Stored entries
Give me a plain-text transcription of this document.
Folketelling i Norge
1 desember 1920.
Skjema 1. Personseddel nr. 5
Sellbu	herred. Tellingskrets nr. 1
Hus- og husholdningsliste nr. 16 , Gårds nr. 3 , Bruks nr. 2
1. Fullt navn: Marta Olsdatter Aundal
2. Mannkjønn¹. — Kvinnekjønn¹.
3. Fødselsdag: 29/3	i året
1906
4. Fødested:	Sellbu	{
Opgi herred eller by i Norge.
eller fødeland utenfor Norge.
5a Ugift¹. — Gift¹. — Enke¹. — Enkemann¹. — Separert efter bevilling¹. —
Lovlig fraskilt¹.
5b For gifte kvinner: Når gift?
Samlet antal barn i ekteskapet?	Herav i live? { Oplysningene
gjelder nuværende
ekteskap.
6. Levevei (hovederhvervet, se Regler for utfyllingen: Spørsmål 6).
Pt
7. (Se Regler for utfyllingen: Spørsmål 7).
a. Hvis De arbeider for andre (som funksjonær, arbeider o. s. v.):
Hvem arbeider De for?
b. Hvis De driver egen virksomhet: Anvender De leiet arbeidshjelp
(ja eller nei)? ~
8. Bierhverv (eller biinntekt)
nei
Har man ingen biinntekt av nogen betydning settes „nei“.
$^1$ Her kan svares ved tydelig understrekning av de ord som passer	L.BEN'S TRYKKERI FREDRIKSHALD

▸ **EXERCISE**
Return all the data exactly as given.

▸ **WRITTEN ANSWER**
Give me a plain-text transcription of this document.
Folketelling i Norge
1 desember 1920.
Skjema 1. Personseddel nr. 5
Sellbu	herred. Tellingskrets nr. 1
Hus- og husholdningsliste nr. 16 , Gårds nr. 3 , Bruks nr. 2
1. Fullt navn: Marta Olsdatter Aundal
2. Mannkjønn¹. — Kvinnekjønn¹.
3. Fødselsdag: 29/3	i året
1906
4. Fødested:	Sellbu	{
Opgi herred eller by i Norge.
eller fødeland utenfor Norge.
5a Ugift¹. — Gift¹. — Enke¹. — Enkemann¹. — Separert efter bevilling¹. —
Lovlig fraskilt¹.
5b For gifte kvinner: Når gift?
Samlet antal barn i ekteskapet?	Herav i live? { Oplysningene
gjelder nuværende
ekteskap.
6. Levevei (hovederhvervet, se Regler for utfyllingen: Spørsmål 6).
Pt
7. (Se Regler for utfyllingen: Spørsmål 7).
a. Hvis De arbeider for andre (som funksjonær, arbeider o. s. v.):
Hvem arbeider De for?
b. Hvis De driver egen virksomhet: Anvender De leiet arbeidshjelp
(ja eller nei)? ~
8. Bierhverv (eller biinntekt)
nei
Har man ingen biinntekt av nogen betydning settes „nei“.
$^1$ Her kan svares ved tydelig understrekning av de ord som passer	L.BEN'S TRYKKERI FREDRIKSHALD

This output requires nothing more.